PROVIDED INFORMATION ->
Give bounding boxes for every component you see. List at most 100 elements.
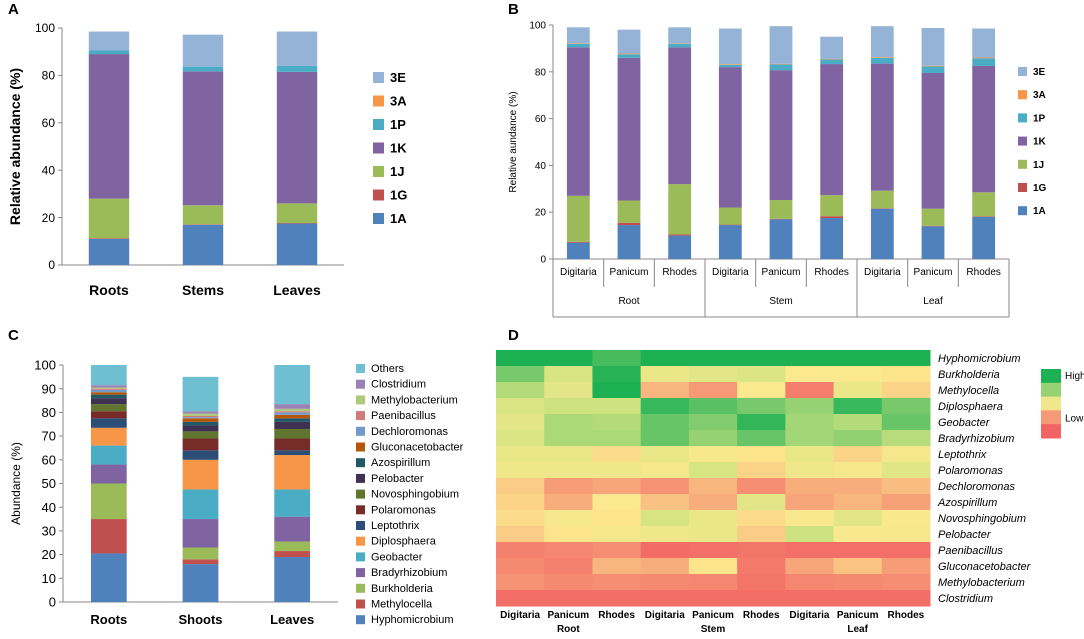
legend-swatch-c-polaromonas [356, 505, 365, 515]
heatmap-cell-pelobacter [737, 526, 786, 543]
y-tick-label-c: 10 [42, 571, 56, 586]
x-tick-label-a: Roots [89, 282, 129, 298]
heatmap-cell-clostridium [544, 590, 593, 607]
legend-label-b-3a: 3A [1033, 90, 1046, 101]
heatmap-cell-azospirillum [688, 494, 738, 511]
bar-segment-c-geobacter [90, 445, 127, 465]
heatmap-row-label-clostridium: Clostridium [938, 593, 993, 605]
panel-label-d: D [508, 327, 519, 344]
y-tick-label-a: 100 [35, 21, 55, 35]
chart-c: 0 10 20 30 40 50 60 70 80 90 100 Roots Shoots Leaves A… [9, 358, 464, 627]
legend-label-c-methylocella: Methylocella [371, 599, 433, 611]
legend-label-c-novosphingobium: Novosphingobium [371, 489, 459, 501]
bar-segment-c-hyphomicrobium [182, 564, 219, 602]
bar-segment-c-azospirillum [90, 394, 127, 399]
heatmap-cell-leptothrix [496, 446, 545, 463]
heatmap-cell-methylocella [737, 382, 786, 399]
heatmap-cell-clostridium [737, 590, 786, 607]
heatmap-cell-bradyrhizobium [785, 430, 835, 447]
legend-swatch-b-1p [1018, 113, 1027, 123]
heatmap-cell-novosphingobium [688, 510, 738, 527]
heatmap-cell-methylocella [640, 382, 690, 399]
bar-segment-c-paenibacillus [90, 388, 127, 390]
legend-label-a-1a: 1A [390, 211, 407, 226]
bar-segment-b-1g [921, 225, 945, 227]
heatmap-row-label-gluconacetobacter: Gluconacetobacter [938, 561, 1032, 573]
x-tick-label-c: Leaves [270, 612, 314, 627]
heatmap-cell-paenibacillus [785, 542, 835, 559]
heatmap-cell-pelobacter [640, 526, 690, 543]
heatmap-cell-methylobacterium [640, 574, 690, 591]
heatmap-cell-novosphingobium [640, 510, 690, 527]
heatmap-row-label-dechloromonas: Dechloromonas [938, 481, 1016, 493]
heatmap-cell-dechloromonas [737, 478, 786, 495]
heatmap-cell-gluconacetobacter [785, 558, 835, 575]
heatmap-cell-paenibacillus [833, 542, 883, 559]
y-tick-label-c: 60 [42, 452, 56, 467]
bar-segment-c-leptothrix [274, 450, 311, 456]
bar-segment-a-1k [276, 71, 318, 204]
bar-segment-c-others [274, 365, 311, 405]
bar-segment-c-others [182, 376, 219, 412]
heatmap-cell-methylobacterium [833, 574, 883, 591]
heatmap-cell-azospirillum [544, 494, 593, 511]
heatmap-cell-bradyrhizobium [881, 430, 931, 447]
heatmap-cell-hyphomicrobium [592, 350, 642, 367]
bar-segment-c-azospirillum [274, 418, 311, 422]
x-tick-label-c: Roots [90, 612, 127, 627]
heatmap-cell-geobacter [785, 414, 835, 431]
heatmap-cell-burkholderia [737, 366, 786, 383]
heatmap-cell-hyphomicrobium [881, 350, 931, 367]
y-tick-label-b: 60 [535, 114, 547, 125]
bar-segment-b-1j [870, 190, 894, 209]
heatmap-col-label: Rhodes [743, 610, 780, 621]
heatmap-cell-bradyrhizobium [496, 430, 545, 447]
bar-segment-c-burkholderia [182, 547, 219, 560]
heatmap-row-label-novosphingobium: Novosphingobium [938, 513, 1026, 525]
y-tick-label-b: 40 [535, 161, 547, 172]
bar-segment-c-geobacter [182, 489, 219, 520]
legend-label-c-methylobacterium: Methylobacterium [371, 394, 458, 406]
heatmap-cell-pelobacter [785, 526, 835, 543]
heatmap-group-label: Root [557, 624, 580, 634]
heatmap-row-label-bradyrhizobium: Bradyrhizobium [938, 433, 1014, 445]
heatmap-cell-dechloromonas [544, 478, 593, 495]
heatmap-cell-novosphingobium [544, 510, 593, 527]
legend-swatch-a-1a [373, 213, 384, 224]
y-tick-label-b: 80 [535, 67, 547, 78]
bar-segment-b-3e [921, 28, 945, 66]
legend-swatch-c-pelobacter [356, 473, 365, 483]
heatmap-cell-diplosphaera [881, 398, 931, 415]
bar-segment-b-3e [668, 27, 692, 44]
bar-segment-b-1g [718, 224, 742, 226]
legend-label-b-1p: 1P [1033, 113, 1046, 124]
legend-swatch-a-1k [373, 142, 384, 154]
heatmap-cell-hyphomicrobium [833, 350, 883, 367]
bar-segment-b-3a [870, 57, 894, 58]
bar-segment-b-3a [820, 58, 844, 60]
bar-segment-c-novosphingobium [182, 431, 219, 439]
legend-swatch-c-gluconacetobacter [356, 442, 365, 452]
bar-segment-c-pelobacter [182, 425, 219, 432]
legend-swatch-c-hyphomicrobium [356, 615, 365, 625]
heatmap-row-label-leptothrix: Leptothrix [938, 449, 987, 461]
bar-segment-c-bradyrhizobium [90, 464, 127, 484]
bar-segment-a-3e [276, 31, 318, 66]
legend-swatch-a-1j [373, 166, 384, 177]
heatmap-cell-polaromonas [544, 462, 593, 479]
heatmap-cell-paenibacillus [496, 542, 545, 559]
heatmap-cell-dechloromonas [881, 478, 931, 495]
heatmap-cell-paenibacillus [881, 542, 931, 559]
bar-segment-b-3e [769, 26, 793, 64]
legend-label-a-1g: 1G [390, 188, 407, 203]
heatmap-cell-gluconacetobacter [688, 558, 738, 575]
legend-label-c-gluconacetobacter: Gluconacetobacter [371, 442, 464, 454]
legend-label-c-others: Others [371, 363, 405, 375]
bar-segment-b-3a [718, 64, 742, 65]
bar-segment-b-1j [921, 208, 945, 226]
legend-label-b-1a: 1A [1033, 206, 1046, 217]
heatmap-cell-paenibacillus [688, 542, 738, 559]
heatmap-cell-novosphingobium [833, 510, 883, 527]
bar-segment-b-1p [769, 64, 793, 71]
heatmap-cell-hyphomicrobium [640, 350, 690, 367]
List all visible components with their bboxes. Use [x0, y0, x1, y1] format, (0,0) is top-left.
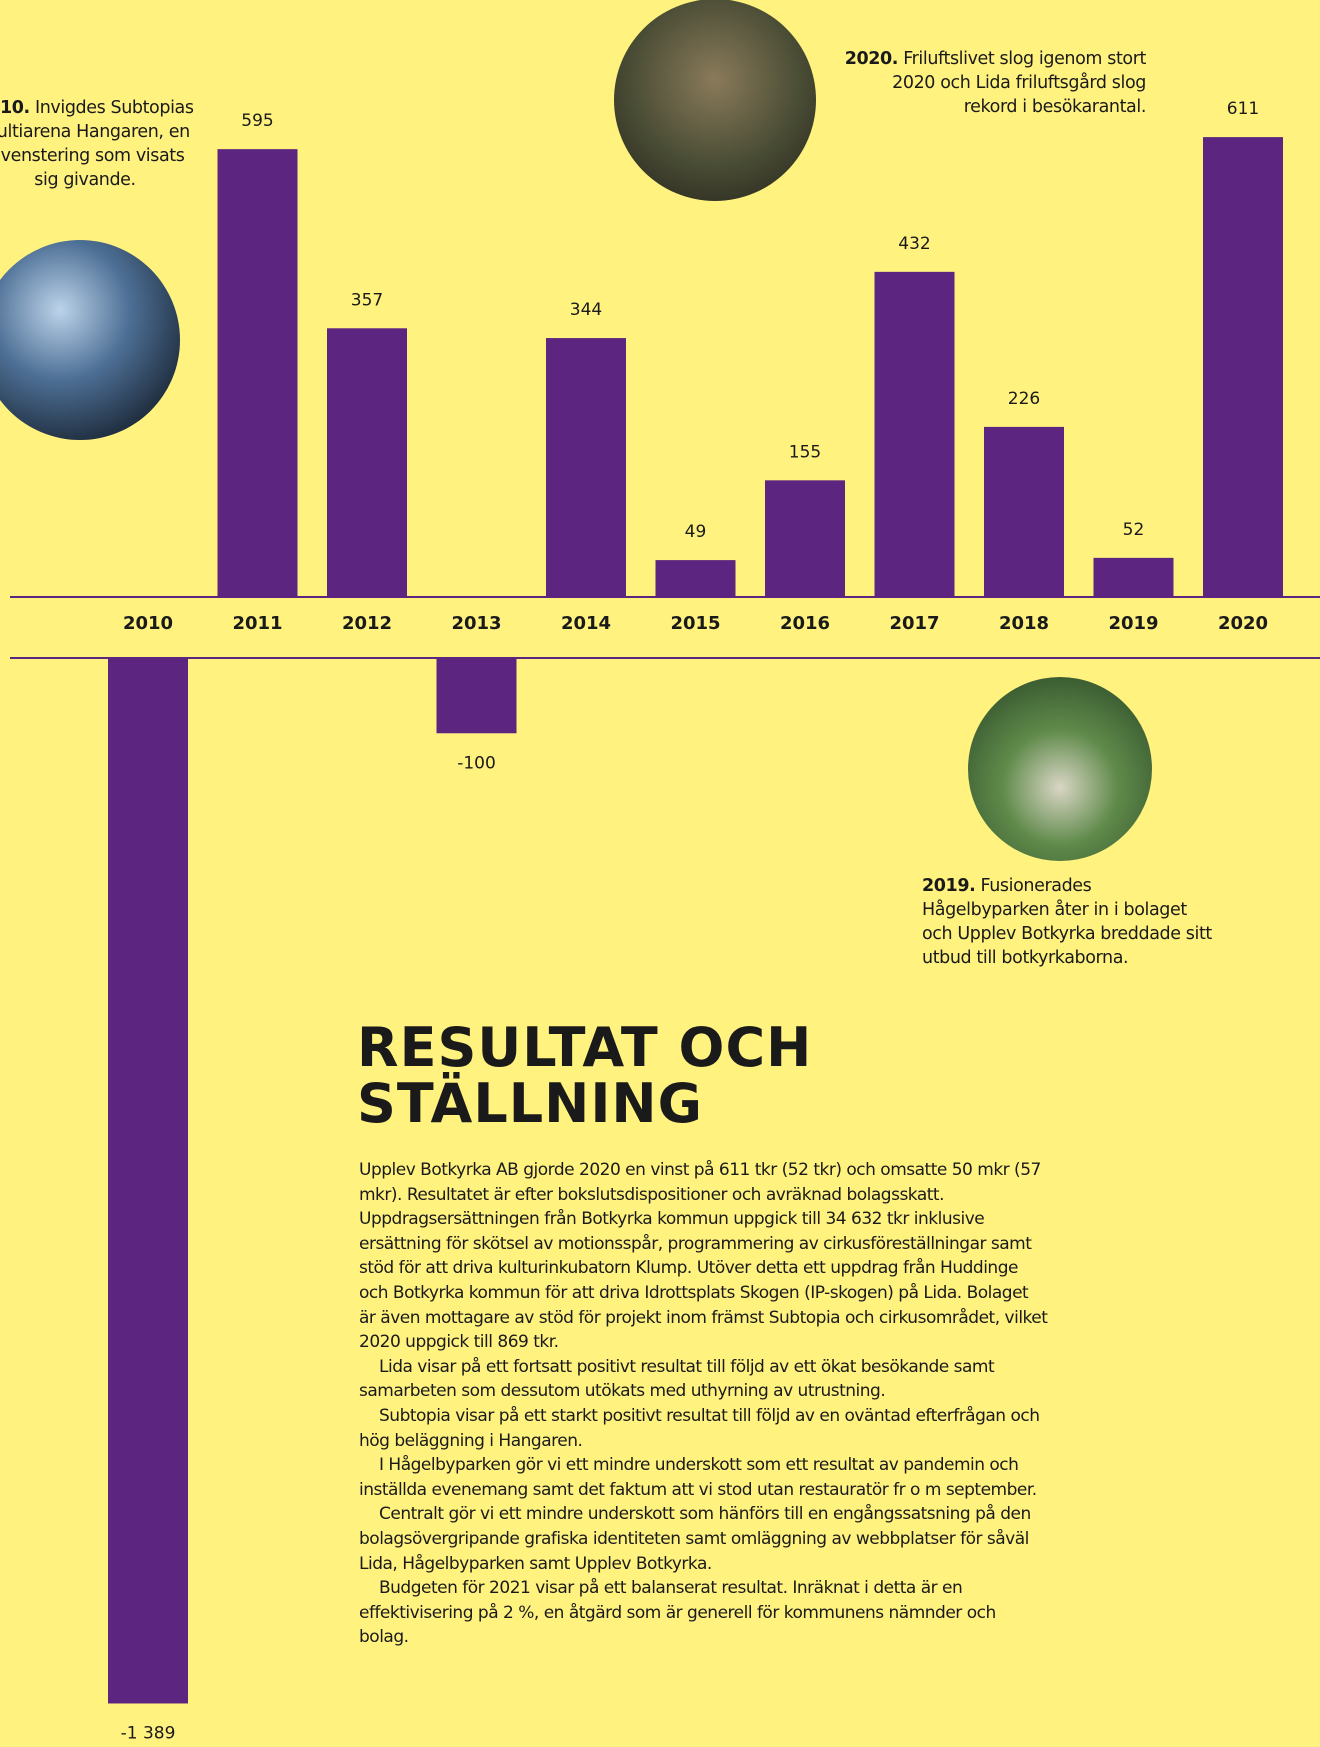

YOUR OBJECTIVE -> Look through the listing above and copy each line with the word "methylobacterium" in it.

RESPONSE TO THE TASK ->
heatmap-cell-methylobacterium [640, 574, 690, 591]
heatmap-cell-methylobacterium [833, 574, 883, 591]
legend-label-c-methylobacterium: Methylobacterium [371, 394, 458, 406]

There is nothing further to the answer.